**Instruction:**
Print every entry exactly as written.

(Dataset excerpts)
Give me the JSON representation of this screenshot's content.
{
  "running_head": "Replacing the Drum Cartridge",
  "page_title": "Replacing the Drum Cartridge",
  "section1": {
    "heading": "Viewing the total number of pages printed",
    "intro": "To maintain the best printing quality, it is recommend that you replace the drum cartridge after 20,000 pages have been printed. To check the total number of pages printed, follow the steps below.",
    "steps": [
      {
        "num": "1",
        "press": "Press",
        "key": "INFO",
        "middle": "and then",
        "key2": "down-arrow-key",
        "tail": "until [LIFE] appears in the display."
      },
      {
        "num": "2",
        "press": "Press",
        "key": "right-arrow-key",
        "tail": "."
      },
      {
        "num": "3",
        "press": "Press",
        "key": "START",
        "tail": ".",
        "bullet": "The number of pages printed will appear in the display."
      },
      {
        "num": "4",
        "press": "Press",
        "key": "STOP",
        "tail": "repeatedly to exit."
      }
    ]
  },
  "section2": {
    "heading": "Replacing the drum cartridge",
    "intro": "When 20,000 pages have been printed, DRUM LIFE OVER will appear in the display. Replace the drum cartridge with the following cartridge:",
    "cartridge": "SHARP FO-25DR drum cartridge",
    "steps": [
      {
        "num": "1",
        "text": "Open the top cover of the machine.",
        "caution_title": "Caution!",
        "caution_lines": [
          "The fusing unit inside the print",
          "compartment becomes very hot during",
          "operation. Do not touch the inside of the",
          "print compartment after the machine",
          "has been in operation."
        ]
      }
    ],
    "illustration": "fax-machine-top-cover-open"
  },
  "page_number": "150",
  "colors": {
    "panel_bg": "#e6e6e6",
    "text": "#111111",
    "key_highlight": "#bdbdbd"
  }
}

**Result below:**
Give me the JSON representation of this screenshot's content.
{
  "running_head": "Replacing the Drum Cartridge",
  "page_title": "Replacing the Drum Cartridge",
  "section1": {
    "heading": "Viewing the total number of pages printed",
    "intro": "To maintain the best printing quality, it is recommend that you replace the drum cartridge after 20,000 pages have been printed. To check the total number of pages printed, follow the steps below.",
    "steps": [
      {
        "num": "1",
        "press": "Press",
        "key": "INFO",
        "middle": "and then",
        "key2": "down-arrow-key",
        "tail": "until [LIFE] appears in the display."
      },
      {
        "num": "2",
        "press": "Press",
        "key": "right-arrow-key",
        "tail": "."
      },
      {
        "num": "3",
        "press": "Press",
        "key": "START",
        "tail": ".",
        "bullet": "The number of pages printed will appear in the display."
      },
      {
        "num": "4",
        "press": "Press",
        "key": "STOP",
        "tail": "repeatedly to exit."
      }
    ]
  },
  "section2": {
    "heading": "Replacing the drum cartridge",
    "intro": "When 20,000 pages have been printed, DRUM LIFE OVER will appear in the display. Replace the drum cartridge with the following cartridge:",
    "cartridge": "SHARP FO-25DR drum cartridge",
    "steps": [
      {
        "num": "1",
        "text": "Open the top cover of the machine.",
        "caution_title": "Caution!",
        "caution_lines": [
          "The fusing unit inside the print",
          "compartment becomes very hot during",
          "operation. Do not touch the inside of the",
          "print compartment after the machine",
          "has been in operation."
        ]
      }
    ],
    "illustration": "fax-machine-top-cover-open"
  },
  "page_number": "150",
  "colors": {
    "panel_bg": "#e6e6e6",
    "text": "#111111",
    "key_highlight": "#bdbdbd"
  }
}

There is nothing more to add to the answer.